(Extracted records)
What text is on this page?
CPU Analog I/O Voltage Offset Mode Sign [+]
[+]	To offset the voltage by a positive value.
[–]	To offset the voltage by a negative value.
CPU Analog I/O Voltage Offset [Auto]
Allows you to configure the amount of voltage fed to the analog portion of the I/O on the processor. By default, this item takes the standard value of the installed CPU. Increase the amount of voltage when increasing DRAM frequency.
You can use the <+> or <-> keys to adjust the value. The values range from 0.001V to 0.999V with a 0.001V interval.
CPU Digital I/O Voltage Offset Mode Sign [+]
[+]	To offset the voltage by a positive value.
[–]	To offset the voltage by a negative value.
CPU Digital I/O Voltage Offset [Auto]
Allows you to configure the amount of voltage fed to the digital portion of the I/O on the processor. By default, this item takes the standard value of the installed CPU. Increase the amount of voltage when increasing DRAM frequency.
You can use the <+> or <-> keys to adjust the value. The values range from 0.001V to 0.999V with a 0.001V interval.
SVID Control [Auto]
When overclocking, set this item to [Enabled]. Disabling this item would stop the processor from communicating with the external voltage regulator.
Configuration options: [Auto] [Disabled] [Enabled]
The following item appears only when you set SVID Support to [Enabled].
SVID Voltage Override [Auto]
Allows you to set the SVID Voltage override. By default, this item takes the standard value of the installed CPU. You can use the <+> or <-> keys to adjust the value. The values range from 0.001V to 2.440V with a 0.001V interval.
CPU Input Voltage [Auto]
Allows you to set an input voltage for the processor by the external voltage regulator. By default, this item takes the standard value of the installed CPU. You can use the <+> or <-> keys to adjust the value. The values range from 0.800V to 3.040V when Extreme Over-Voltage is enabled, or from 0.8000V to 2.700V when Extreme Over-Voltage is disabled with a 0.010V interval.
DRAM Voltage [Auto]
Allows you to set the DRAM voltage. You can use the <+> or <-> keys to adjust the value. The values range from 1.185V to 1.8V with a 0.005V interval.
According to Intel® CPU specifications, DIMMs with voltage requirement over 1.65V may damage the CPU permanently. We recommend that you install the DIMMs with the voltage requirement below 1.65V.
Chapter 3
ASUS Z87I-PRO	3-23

# Exercise goal
Reproduce the records in full, exactly as written.

# Exercise output
What text is on this page?
CPU Analog I/O Voltage Offset Mode Sign [+]
[+]	To offset the voltage by a positive value.
[–]	To offset the voltage by a negative value.
CPU Analog I/O Voltage Offset [Auto]
Allows you to configure the amount of voltage fed to the analog portion of the I/O on the processor. By default, this item takes the standard value of the installed CPU. Increase the amount of voltage when increasing DRAM frequency.
You can use the <+> or <-> keys to adjust the value. The values range from 0.001V to 0.999V with a 0.001V interval.
CPU Digital I/O Voltage Offset Mode Sign [+]
[+]	To offset the voltage by a positive value.
[–]	To offset the voltage by a negative value.
CPU Digital I/O Voltage Offset [Auto]
Allows you to configure the amount of voltage fed to the digital portion of the I/O on the processor. By default, this item takes the standard value of the installed CPU. Increase the amount of voltage when increasing DRAM frequency.
You can use the <+> or <-> keys to adjust the value. The values range from 0.001V to 0.999V with a 0.001V interval.
SVID Control [Auto]
When overclocking, set this item to [Enabled]. Disabling this item would stop the processor from communicating with the external voltage regulator.
Configuration options: [Auto] [Disabled] [Enabled]
The following item appears only when you set SVID Support to [Enabled].
SVID Voltage Override [Auto]
Allows you to set the SVID Voltage override. By default, this item takes the standard value of the installed CPU. You can use the <+> or <-> keys to adjust the value. The values range from 0.001V to 2.440V with a 0.001V interval.
CPU Input Voltage [Auto]
Allows you to set an input voltage for the processor by the external voltage regulator. By default, this item takes the standard value of the installed CPU. You can use the <+> or <-> keys to adjust the value. The values range from 0.800V to 3.040V when Extreme Over-Voltage is enabled, or from 0.8000V to 2.700V when Extreme Over-Voltage is disabled with a 0.010V interval.
DRAM Voltage [Auto]
Allows you to set the DRAM voltage. You can use the <+> or <-> keys to adjust the value. The values range from 1.185V to 1.8V with a 0.005V interval.
According to Intel® CPU specifications, DIMMs with voltage requirement over 1.65V may damage the CPU permanently. We recommend that you install the DIMMs with the voltage requirement below 1.65V.
Chapter 3
ASUS Z87I-PRO	3-23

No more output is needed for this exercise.